Do this: Show every line below where "Osterode" can be found.
-*-
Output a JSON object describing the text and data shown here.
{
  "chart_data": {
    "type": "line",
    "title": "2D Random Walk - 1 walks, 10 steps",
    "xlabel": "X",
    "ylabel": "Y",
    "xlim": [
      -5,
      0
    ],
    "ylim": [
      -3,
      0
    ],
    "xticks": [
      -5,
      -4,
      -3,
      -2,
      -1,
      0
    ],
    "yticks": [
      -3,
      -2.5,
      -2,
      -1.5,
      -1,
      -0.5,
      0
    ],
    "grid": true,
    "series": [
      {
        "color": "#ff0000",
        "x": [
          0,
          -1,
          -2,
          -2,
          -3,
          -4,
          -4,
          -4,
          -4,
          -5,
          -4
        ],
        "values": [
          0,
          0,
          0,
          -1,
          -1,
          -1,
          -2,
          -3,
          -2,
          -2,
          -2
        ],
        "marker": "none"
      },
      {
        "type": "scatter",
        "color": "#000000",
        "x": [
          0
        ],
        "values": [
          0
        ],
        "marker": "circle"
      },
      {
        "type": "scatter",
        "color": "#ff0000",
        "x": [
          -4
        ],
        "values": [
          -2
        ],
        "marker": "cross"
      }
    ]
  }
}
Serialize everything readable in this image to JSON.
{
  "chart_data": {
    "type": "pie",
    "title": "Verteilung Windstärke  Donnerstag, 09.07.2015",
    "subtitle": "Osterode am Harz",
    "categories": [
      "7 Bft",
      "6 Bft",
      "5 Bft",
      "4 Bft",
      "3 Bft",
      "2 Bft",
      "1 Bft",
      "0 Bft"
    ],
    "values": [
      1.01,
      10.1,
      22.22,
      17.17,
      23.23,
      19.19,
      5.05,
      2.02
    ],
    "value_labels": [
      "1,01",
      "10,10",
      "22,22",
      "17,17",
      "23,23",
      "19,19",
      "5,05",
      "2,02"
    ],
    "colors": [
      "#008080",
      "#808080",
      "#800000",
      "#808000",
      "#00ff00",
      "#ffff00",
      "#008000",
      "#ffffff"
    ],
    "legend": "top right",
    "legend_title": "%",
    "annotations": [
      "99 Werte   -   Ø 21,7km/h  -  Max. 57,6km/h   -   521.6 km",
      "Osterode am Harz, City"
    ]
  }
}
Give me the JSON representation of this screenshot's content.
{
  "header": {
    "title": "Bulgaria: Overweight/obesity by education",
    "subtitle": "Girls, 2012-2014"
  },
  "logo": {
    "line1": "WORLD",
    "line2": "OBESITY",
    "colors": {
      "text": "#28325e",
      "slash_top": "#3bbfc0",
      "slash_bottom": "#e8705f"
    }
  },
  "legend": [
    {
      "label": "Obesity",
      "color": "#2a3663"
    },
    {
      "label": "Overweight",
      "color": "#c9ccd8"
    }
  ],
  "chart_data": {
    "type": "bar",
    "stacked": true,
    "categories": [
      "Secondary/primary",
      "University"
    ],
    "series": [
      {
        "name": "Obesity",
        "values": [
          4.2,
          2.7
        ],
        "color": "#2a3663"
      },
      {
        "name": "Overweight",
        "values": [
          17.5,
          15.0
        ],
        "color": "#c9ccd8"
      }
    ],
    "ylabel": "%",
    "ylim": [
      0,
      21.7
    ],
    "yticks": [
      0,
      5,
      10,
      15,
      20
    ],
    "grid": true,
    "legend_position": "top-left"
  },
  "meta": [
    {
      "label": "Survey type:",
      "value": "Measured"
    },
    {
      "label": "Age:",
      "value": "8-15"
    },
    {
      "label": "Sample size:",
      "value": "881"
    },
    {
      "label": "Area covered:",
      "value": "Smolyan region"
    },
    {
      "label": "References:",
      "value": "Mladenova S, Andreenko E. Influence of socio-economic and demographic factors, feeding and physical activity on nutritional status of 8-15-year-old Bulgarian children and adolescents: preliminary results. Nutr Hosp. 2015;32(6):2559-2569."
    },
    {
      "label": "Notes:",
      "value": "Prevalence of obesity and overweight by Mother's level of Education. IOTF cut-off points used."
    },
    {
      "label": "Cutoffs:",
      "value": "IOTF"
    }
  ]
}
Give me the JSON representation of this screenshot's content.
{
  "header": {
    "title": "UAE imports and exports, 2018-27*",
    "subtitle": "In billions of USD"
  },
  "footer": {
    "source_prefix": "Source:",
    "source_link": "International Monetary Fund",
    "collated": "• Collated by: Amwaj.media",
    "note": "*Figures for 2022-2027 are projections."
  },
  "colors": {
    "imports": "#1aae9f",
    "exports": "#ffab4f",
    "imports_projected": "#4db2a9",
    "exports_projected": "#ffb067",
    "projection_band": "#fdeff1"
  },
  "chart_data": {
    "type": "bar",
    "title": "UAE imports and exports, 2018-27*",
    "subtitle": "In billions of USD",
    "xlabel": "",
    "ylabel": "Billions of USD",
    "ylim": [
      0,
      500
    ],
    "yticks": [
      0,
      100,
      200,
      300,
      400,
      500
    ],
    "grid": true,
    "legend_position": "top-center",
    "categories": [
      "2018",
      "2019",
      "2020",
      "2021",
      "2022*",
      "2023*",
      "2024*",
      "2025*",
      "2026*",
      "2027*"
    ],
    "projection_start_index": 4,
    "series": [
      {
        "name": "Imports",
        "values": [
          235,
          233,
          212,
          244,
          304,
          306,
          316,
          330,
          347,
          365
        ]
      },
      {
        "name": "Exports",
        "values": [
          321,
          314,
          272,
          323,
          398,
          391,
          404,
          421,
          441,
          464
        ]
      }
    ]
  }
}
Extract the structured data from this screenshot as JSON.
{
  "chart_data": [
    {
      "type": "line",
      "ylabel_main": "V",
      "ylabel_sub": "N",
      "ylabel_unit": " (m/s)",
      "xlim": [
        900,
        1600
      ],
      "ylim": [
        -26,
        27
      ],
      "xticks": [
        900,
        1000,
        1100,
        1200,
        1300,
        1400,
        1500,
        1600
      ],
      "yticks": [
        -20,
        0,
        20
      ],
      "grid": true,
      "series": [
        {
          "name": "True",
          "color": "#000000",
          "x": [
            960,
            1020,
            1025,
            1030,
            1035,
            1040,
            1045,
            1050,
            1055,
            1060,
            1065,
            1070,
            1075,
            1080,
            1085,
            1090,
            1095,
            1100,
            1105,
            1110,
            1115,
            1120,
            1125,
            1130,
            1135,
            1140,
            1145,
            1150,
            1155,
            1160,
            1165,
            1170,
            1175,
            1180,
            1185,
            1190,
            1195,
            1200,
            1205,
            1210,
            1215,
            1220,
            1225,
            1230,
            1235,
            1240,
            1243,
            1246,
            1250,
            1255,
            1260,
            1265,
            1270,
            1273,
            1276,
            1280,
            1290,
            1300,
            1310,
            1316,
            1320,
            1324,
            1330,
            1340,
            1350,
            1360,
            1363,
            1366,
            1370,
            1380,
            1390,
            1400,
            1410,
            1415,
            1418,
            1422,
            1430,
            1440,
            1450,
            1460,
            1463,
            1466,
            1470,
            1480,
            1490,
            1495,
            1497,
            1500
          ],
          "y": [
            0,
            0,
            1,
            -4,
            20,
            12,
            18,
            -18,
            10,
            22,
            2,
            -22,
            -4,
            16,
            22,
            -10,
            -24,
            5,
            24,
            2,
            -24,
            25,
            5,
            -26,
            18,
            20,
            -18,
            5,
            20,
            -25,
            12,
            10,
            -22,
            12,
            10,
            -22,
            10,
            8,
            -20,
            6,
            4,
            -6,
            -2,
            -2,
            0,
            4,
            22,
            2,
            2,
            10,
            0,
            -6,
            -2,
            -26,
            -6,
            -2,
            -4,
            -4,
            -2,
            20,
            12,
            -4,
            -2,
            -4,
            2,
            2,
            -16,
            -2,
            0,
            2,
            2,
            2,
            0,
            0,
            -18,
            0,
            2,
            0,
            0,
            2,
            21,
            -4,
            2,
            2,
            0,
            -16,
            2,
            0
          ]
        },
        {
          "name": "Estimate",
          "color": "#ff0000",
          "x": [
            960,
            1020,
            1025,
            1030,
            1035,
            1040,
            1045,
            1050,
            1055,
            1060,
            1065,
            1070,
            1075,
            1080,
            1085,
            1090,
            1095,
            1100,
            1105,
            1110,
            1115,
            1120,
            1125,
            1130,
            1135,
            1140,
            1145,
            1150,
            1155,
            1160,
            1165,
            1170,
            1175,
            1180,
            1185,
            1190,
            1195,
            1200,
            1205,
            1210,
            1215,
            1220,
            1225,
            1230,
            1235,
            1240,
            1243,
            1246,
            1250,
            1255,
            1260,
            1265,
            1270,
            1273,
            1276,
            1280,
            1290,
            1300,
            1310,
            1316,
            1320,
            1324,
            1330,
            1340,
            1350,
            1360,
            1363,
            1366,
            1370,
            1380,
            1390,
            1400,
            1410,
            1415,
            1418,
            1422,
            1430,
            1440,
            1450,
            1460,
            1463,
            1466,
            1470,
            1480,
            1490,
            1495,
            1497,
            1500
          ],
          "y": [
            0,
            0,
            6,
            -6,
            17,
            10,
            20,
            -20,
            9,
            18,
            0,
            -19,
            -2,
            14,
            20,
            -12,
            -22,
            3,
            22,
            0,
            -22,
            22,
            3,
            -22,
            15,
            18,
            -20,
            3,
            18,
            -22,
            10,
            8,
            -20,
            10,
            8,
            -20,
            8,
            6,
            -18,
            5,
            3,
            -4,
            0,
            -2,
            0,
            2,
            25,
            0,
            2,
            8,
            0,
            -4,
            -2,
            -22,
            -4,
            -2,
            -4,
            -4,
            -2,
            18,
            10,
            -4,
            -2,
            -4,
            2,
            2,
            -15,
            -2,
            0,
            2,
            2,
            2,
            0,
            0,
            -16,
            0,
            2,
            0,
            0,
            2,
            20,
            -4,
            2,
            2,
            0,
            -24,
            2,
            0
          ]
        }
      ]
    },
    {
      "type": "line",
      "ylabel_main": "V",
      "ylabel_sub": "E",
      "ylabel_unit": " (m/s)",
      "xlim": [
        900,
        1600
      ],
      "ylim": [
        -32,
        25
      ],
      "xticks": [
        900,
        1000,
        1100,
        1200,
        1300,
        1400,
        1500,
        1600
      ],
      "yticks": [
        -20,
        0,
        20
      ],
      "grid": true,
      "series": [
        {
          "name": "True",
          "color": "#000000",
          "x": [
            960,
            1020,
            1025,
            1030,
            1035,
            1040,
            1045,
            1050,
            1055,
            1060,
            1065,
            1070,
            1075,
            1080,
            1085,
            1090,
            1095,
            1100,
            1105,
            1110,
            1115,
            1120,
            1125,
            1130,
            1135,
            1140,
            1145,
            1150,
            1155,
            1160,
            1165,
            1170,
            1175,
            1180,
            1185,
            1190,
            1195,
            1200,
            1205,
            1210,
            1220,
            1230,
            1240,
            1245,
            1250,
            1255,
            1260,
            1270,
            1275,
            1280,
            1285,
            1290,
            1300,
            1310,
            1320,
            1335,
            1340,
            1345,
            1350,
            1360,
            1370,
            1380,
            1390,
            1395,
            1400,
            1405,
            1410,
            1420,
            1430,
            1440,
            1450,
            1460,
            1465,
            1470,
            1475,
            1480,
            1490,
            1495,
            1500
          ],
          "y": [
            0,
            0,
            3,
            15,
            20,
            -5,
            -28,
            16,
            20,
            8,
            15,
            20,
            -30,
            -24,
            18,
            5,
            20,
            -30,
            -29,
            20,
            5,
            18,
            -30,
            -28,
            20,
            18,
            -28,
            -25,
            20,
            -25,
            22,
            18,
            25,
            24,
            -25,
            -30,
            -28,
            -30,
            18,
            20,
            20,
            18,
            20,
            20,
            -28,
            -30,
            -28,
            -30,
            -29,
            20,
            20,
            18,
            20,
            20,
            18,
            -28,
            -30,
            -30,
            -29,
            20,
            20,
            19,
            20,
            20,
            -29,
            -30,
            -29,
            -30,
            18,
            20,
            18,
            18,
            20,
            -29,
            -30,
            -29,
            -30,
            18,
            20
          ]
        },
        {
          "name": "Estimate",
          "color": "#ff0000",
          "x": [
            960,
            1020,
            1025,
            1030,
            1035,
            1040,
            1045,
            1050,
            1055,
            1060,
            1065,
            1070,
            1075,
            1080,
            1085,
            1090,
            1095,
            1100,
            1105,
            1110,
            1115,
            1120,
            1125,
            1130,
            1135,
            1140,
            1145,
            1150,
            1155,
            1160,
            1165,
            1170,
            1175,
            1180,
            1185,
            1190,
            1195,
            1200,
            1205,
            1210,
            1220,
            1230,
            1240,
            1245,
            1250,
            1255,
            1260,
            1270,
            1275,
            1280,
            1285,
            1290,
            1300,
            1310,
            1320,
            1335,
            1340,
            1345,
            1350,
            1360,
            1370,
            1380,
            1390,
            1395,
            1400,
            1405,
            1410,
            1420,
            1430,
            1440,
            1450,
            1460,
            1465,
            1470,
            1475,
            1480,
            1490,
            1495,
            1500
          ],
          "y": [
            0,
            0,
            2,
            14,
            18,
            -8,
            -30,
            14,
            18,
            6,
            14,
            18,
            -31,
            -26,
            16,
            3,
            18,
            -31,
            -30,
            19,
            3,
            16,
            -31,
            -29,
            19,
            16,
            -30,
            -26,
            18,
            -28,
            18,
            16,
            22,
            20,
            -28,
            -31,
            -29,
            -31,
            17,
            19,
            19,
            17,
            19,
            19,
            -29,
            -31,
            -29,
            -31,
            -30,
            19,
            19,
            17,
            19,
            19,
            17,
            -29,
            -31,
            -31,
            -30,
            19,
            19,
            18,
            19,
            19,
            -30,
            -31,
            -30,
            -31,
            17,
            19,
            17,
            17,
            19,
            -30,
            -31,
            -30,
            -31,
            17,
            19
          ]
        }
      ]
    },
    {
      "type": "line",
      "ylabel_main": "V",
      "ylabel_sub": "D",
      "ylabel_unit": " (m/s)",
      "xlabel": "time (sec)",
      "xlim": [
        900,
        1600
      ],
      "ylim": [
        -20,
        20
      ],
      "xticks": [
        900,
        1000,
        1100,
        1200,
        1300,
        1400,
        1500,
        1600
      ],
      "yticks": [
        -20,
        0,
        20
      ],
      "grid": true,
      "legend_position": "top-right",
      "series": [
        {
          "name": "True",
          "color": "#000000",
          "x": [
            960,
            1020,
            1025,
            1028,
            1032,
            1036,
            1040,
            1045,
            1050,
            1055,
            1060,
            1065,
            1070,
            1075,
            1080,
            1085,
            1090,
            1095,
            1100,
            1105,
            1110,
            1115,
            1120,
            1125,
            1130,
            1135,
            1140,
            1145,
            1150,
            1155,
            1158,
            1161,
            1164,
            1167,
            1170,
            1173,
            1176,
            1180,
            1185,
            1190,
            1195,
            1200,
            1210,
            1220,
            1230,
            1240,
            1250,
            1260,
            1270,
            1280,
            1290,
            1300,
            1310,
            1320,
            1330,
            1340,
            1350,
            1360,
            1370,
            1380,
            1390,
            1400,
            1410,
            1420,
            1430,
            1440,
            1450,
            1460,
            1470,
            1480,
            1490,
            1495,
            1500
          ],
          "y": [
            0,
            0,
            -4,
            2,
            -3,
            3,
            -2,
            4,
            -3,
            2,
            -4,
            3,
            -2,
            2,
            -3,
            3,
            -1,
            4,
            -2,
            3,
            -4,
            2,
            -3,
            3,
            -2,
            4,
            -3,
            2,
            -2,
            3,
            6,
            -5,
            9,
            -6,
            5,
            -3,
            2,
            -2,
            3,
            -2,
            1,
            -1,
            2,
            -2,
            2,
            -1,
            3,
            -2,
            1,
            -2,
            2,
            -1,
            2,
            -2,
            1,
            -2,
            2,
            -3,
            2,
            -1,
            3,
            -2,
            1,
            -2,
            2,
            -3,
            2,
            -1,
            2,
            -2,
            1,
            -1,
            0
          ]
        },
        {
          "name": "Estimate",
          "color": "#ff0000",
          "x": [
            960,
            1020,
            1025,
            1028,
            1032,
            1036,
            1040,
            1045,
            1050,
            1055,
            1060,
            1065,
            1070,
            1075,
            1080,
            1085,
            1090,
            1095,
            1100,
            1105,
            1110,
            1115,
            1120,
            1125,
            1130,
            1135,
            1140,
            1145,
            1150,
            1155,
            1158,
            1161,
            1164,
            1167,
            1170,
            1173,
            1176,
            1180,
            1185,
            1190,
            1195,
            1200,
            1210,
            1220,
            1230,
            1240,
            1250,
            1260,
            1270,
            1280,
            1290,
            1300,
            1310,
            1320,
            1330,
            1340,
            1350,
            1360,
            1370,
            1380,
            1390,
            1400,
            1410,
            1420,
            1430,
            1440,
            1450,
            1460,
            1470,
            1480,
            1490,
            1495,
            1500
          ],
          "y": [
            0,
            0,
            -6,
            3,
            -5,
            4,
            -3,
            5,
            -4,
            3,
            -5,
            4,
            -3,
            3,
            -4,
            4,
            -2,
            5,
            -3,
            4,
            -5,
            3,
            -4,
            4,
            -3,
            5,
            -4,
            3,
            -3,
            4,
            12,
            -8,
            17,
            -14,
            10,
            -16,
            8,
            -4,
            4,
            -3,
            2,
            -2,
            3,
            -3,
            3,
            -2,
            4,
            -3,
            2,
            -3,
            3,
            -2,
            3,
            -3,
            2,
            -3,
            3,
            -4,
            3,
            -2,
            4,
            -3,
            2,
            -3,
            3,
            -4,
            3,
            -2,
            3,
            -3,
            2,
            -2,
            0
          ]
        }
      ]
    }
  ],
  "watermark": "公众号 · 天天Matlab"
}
-*-
Exercise output:
    "subtitle": "Osterode am Harz",
      "Osterode am Harz, City"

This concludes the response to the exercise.